WHAT THE TASK REQUIRES
Copy every line that contains the string "current" from the entries below.

Dataset entries on figures
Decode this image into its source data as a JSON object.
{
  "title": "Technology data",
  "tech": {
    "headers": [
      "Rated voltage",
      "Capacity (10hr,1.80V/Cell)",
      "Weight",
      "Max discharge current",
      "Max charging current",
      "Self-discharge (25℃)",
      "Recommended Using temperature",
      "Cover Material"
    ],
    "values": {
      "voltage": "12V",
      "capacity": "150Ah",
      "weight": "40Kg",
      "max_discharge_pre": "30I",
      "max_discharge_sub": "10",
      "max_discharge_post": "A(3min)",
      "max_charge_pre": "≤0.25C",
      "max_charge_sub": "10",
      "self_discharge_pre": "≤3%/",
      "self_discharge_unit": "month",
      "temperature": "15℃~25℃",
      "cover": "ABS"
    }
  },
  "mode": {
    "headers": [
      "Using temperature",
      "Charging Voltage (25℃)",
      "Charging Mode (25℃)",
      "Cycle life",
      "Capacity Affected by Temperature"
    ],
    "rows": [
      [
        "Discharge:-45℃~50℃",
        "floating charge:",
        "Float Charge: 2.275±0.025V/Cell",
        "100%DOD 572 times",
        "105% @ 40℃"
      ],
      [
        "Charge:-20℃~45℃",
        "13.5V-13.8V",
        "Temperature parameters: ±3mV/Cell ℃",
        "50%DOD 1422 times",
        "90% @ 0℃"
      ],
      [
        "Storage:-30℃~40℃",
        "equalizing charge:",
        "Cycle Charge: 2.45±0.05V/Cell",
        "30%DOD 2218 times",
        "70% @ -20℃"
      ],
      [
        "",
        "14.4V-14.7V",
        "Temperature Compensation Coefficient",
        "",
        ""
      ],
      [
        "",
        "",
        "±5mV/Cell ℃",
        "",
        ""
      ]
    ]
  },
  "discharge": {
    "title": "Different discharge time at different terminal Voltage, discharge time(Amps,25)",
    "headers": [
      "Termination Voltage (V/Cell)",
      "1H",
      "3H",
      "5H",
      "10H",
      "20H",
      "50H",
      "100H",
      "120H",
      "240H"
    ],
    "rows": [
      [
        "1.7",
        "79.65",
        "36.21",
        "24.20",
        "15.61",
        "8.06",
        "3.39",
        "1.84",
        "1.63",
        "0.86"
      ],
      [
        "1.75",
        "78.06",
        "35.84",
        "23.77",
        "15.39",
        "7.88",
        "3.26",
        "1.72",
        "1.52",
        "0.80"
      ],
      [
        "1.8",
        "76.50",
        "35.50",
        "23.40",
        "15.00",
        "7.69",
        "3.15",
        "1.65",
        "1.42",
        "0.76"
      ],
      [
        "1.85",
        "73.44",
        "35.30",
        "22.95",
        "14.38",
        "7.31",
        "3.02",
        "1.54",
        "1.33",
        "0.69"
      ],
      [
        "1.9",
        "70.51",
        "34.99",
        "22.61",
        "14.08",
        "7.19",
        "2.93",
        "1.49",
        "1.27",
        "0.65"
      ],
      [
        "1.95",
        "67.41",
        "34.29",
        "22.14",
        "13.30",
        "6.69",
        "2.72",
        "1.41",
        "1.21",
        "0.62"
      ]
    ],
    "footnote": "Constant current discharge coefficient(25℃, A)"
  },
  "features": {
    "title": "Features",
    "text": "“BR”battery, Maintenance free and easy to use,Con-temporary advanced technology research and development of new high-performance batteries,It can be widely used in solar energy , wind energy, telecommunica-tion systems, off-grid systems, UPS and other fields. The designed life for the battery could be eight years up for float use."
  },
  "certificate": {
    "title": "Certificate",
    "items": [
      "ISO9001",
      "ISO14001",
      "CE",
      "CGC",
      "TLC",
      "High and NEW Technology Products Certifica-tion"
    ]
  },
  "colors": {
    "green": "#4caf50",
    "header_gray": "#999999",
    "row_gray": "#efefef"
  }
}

THE OUTPUT
      "Max discharge current",
      "Max charging current",
    "footnote": "Constant current discharge coefficient(25℃, A)"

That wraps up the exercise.